» Exercise: Set down the material once more, exactly as it appears.

» Data items:
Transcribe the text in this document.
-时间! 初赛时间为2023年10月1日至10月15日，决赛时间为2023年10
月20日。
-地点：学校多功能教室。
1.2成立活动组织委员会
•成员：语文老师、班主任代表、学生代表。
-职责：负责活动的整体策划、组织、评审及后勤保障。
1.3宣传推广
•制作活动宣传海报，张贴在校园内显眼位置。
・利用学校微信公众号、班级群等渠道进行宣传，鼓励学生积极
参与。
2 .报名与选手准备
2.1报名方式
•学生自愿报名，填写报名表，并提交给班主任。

» Solution to this exercise:
Transcribe the text in this document.
-时间! 初赛时间为2023年10月1日至10月15日，决赛时间为2023年10
月20日。
-地点：学校多功能教室。
1.2成立活动组织委员会
•成员：语文老师、班主任代表、学生代表。
-职责：负责活动的整体策划、组织、评审及后勤保障。
1.3宣传推广
•制作活动宣传海报，张贴在校园内显眼位置。
・利用学校微信公众号、班级群等渠道进行宣传，鼓励学生积极
参与。
2 .报名与选手准备
2.1报名方式
•学生自愿报名，填写报名表，并提交给班主任。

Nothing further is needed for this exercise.